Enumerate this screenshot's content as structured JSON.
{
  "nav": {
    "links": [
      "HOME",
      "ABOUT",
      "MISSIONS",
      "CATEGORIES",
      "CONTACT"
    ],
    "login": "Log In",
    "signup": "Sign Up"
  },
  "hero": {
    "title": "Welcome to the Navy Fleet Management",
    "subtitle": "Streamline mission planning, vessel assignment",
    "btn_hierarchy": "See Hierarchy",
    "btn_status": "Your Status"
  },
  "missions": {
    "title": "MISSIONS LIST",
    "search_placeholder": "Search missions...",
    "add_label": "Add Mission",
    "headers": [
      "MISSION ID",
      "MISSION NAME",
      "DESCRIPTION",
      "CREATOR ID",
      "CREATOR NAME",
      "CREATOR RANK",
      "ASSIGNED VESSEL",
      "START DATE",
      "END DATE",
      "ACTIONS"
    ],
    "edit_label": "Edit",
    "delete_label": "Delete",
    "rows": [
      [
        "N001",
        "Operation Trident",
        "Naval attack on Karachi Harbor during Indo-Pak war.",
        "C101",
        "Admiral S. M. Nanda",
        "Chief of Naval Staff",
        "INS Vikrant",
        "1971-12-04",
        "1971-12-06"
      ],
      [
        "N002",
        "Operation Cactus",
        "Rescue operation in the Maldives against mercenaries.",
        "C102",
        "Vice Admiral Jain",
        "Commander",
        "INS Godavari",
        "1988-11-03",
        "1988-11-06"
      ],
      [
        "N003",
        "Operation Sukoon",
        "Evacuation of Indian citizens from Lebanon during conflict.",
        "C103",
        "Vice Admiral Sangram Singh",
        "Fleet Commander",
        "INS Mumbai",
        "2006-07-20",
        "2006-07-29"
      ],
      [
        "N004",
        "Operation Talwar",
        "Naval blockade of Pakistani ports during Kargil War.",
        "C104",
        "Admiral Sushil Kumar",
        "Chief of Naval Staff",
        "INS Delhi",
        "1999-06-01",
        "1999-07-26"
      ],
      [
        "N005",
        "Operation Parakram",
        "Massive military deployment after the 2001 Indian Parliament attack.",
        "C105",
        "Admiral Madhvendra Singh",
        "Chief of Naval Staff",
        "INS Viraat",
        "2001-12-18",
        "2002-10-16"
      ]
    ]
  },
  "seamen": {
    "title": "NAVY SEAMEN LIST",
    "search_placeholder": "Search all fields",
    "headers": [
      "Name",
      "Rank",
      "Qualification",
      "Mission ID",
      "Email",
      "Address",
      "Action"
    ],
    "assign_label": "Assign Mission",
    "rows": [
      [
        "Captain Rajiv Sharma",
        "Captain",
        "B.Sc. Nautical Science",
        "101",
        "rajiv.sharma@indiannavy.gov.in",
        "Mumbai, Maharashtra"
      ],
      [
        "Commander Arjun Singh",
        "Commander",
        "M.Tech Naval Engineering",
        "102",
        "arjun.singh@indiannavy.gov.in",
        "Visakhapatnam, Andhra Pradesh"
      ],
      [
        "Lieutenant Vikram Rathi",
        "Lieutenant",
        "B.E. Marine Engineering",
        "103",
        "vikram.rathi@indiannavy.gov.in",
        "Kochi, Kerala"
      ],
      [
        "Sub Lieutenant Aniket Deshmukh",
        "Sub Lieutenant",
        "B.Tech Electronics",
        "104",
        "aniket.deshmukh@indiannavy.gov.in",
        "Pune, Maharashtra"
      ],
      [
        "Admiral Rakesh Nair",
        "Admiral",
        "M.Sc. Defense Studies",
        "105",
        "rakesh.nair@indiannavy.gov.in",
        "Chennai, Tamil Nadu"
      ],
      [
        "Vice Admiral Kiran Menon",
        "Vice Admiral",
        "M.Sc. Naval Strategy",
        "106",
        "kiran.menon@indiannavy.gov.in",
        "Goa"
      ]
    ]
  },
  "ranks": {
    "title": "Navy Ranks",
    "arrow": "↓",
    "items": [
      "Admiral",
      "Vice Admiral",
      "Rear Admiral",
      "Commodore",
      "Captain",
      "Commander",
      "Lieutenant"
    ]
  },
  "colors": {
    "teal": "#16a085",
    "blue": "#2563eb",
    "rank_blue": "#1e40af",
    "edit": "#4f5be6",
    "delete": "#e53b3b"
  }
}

Goal of the exercise → Print the complete listing again, exactly as it stands.

Exercise answer →
Enumerate this screenshot's content as structured JSON.
{
  "nav": {
    "links": [
      "HOME",
      "ABOUT",
      "MISSIONS",
      "CATEGORIES",
      "CONTACT"
    ],
    "login": "Log In",
    "signup": "Sign Up"
  },
  "hero": {
    "title": "Welcome to the Navy Fleet Management",
    "subtitle": "Streamline mission planning, vessel assignment",
    "btn_hierarchy": "See Hierarchy",
    "btn_status": "Your Status"
  },
  "missions": {
    "title": "MISSIONS LIST",
    "search_placeholder": "Search missions...",
    "add_label": "Add Mission",
    "headers": [
      "MISSION ID",
      "MISSION NAME",
      "DESCRIPTION",
      "CREATOR ID",
      "CREATOR NAME",
      "CREATOR RANK",
      "ASSIGNED VESSEL",
      "START DATE",
      "END DATE",
      "ACTIONS"
    ],
    "edit_label": "Edit",
    "delete_label": "Delete",
    "rows": [
      [
        "N001",
        "Operation Trident",
        "Naval attack on Karachi Harbor during Indo-Pak war.",
        "C101",
        "Admiral S. M. Nanda",
        "Chief of Naval Staff",
        "INS Vikrant",
        "1971-12-04",
        "1971-12-06"
      ],
      [
        "N002",
        "Operation Cactus",
        "Rescue operation in the Maldives against mercenaries.",
        "C102",
        "Vice Admiral Jain",
        "Commander",
        "INS Godavari",
        "1988-11-03",
        "1988-11-06"
      ],
      [
        "N003",
        "Operation Sukoon",
        "Evacuation of Indian citizens from Lebanon during conflict.",
        "C103",
        "Vice Admiral Sangram Singh",
        "Fleet Commander",
        "INS Mumbai",
        "2006-07-20",
        "2006-07-29"
      ],
      [
        "N004",
        "Operation Talwar",
        "Naval blockade of Pakistani ports during Kargil War.",
        "C104",
        "Admiral Sushil Kumar",
        "Chief of Naval Staff",
        "INS Delhi",
        "1999-06-01",
        "1999-07-26"
      ],
      [
        "N005",
        "Operation Parakram",
        "Massive military deployment after the 2001 Indian Parliament attack.",
        "C105",
        "Admiral Madhvendra Singh",
        "Chief of Naval Staff",
        "INS Viraat",
        "2001-12-18",
        "2002-10-16"
      ]
    ]
  },
  "seamen": {
    "title": "NAVY SEAMEN LIST",
    "search_placeholder": "Search all fields",
    "headers": [
      "Name",
      "Rank",
      "Qualification",
      "Mission ID",
      "Email",
      "Address",
      "Action"
    ],
    "assign_label": "Assign Mission",
    "rows": [
      [
        "Captain Rajiv Sharma",
        "Captain",
        "B.Sc. Nautical Science",
        "101",
        "rajiv.sharma@indiannavy.gov.in",
        "Mumbai, Maharashtra"
      ],
      [
        "Commander Arjun Singh",
        "Commander",
        "M.Tech Naval Engineering",
        "102",
        "arjun.singh@indiannavy.gov.in",
        "Visakhapatnam, Andhra Pradesh"
      ],
      [
        "Lieutenant Vikram Rathi",
        "Lieutenant",
        "B.E. Marine Engineering",
        "103",
        "vikram.rathi@indiannavy.gov.in",
        "Kochi, Kerala"
      ],
      [
        "Sub Lieutenant Aniket Deshmukh",
        "Sub Lieutenant",
        "B.Tech Electronics",
        "104",
        "aniket.deshmukh@indiannavy.gov.in",
        "Pune, Maharashtra"
      ],
      [
        "Admiral Rakesh Nair",
        "Admiral",
        "M.Sc. Defense Studies",
        "105",
        "rakesh.nair@indiannavy.gov.in",
        "Chennai, Tamil Nadu"
      ],
      [
        "Vice Admiral Kiran Menon",
        "Vice Admiral",
        "M.Sc. Naval Strategy",
        "106",
        "kiran.menon@indiannavy.gov.in",
        "Goa"
      ]
    ]
  },
  "ranks": {
    "title": "Navy Ranks",
    "arrow": "↓",
    "items": [
      "Admiral",
      "Vice Admiral",
      "Rear Admiral",
      "Commodore",
      "Captain",
      "Commander",
      "Lieutenant"
    ]
  },
  "colors": {
    "teal": "#16a085",
    "blue": "#2563eb",
    "rank_blue": "#1e40af",
    "edit": "#4f5be6",
    "delete": "#e53b3b"
  }
}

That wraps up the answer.